• SET EXERCISE
Take the material and output all of it exactly.

• AVAILABLE DATA
········
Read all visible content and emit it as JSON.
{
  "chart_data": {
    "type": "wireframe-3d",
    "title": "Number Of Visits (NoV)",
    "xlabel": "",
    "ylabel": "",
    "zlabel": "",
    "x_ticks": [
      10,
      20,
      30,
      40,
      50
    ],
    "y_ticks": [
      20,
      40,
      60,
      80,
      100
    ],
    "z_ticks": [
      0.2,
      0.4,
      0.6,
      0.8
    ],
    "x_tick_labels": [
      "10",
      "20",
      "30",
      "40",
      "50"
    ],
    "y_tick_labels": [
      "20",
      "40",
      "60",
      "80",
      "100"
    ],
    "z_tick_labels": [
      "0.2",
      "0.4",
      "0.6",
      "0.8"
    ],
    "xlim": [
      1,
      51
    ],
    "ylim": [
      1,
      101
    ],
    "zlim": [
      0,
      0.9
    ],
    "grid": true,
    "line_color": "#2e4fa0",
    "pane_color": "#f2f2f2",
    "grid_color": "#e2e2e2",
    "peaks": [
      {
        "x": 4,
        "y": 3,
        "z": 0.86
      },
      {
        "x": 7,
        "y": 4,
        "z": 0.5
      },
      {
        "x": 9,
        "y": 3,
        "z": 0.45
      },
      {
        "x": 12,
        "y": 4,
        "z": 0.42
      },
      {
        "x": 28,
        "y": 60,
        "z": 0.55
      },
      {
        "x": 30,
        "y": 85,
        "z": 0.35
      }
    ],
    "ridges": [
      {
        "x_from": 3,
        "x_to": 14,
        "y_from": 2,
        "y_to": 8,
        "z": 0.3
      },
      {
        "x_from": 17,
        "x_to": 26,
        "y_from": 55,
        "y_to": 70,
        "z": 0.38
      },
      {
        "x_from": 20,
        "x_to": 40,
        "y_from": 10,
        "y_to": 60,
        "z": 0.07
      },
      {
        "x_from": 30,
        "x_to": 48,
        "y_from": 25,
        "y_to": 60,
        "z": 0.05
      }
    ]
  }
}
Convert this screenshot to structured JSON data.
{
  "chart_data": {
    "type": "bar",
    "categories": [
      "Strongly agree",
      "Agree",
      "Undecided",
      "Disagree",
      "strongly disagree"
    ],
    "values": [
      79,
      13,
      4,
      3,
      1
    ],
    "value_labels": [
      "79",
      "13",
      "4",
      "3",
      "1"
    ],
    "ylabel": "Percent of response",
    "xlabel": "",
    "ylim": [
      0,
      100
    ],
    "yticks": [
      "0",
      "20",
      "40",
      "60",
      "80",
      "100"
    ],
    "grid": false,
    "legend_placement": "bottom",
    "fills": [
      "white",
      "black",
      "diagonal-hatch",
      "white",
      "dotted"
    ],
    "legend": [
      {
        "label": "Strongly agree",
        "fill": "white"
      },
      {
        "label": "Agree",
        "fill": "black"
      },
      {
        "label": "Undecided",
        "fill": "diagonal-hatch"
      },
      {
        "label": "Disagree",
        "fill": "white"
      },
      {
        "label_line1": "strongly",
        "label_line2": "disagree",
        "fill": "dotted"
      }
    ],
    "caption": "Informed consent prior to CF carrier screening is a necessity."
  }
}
········
• THE OUTPUT
Read all visible content and emit it as JSON.
{
  "chart_data": {
    "type": "wireframe-3d",
    "title": "Number Of Visits (NoV)",
    "xlabel": "",
    "ylabel": "",
    "zlabel": "",
    "x_ticks": [
      10,
      20,
      30,
      40,
      50
    ],
    "y_ticks": [
      20,
      40,
      60,
      80,
      100
    ],
    "z_ticks": [
      0.2,
      0.4,
      0.6,
      0.8
    ],
    "x_tick_labels": [
      "10",
      "20",
      "30",
      "40",
      "50"
    ],
    "y_tick_labels": [
      "20",
      "40",
      "60",
      "80",
      "100"
    ],
    "z_tick_labels": [
      "0.2",
      "0.4",
      "0.6",
      "0.8"
    ],
    "xlim": [
      1,
      51
    ],
    "ylim": [
      1,
      101
    ],
    "zlim": [
      0,
      0.9
    ],
    "grid": true,
    "line_color": "#2e4fa0",
    "pane_color": "#f2f2f2",
    "grid_color": "#e2e2e2",
    "peaks": [
      {
        "x": 4,
        "y": 3,
        "z": 0.86
      },
      {
        "x": 7,
        "y": 4,
        "z": 0.5
      },
      {
        "x": 9,
        "y": 3,
        "z": 0.45
      },
      {
        "x": 12,
        "y": 4,
        "z": 0.42
      },
      {
        "x": 28,
        "y": 60,
        "z": 0.55
      },
      {
        "x": 30,
        "y": 85,
        "z": 0.35
      }
    ],
    "ridges": [
      {
        "x_from": 3,
        "x_to": 14,
        "y_from": 2,
        "y_to": 8,
        "z": 0.3
      },
      {
        "x_from": 17,
        "x_to": 26,
        "y_from": 55,
        "y_to": 70,
        "z": 0.38
      },
      {
        "x_from": 20,
        "x_to": 40,
        "y_from": 10,
        "y_to": 60,
        "z": 0.07
      },
      {
        "x_from": 30,
        "x_to": 48,
        "y_from": 25,
        "y_to": 60,
        "z": 0.05
      }
    ]
  }
}
Convert this screenshot to structured JSON data.
{
  "chart_data": {
    "type": "bar",
    "categories": [
      "Strongly agree",
      "Agree",
      "Undecided",
      "Disagree",
      "strongly disagree"
    ],
    "values": [
      79,
      13,
      4,
      3,
      1
    ],
    "value_labels": [
      "79",
      "13",
      "4",
      "3",
      "1"
    ],
    "ylabel": "Percent of response",
    "xlabel": "",
    "ylim": [
      0,
      100
    ],
    "yticks": [
      "0",
      "20",
      "40",
      "60",
      "80",
      "100"
    ],
    "grid": false,
    "legend_placement": "bottom",
    "fills": [
      "white",
      "black",
      "diagonal-hatch",
      "white",
      "dotted"
    ],
    "legend": [
      {
        "label": "Strongly agree",
        "fill": "white"
      },
      {
        "label": "Agree",
        "fill": "black"
      },
      {
        "label": "Undecided",
        "fill": "diagonal-hatch"
      },
      {
        "label": "Disagree",
        "fill": "white"
      },
      {
        "label_line1": "strongly",
        "label_line2": "disagree",
        "fill": "dotted"
      }
    ],
    "caption": "Informed consent prior to CF carrier screening is a necessity."
  }
}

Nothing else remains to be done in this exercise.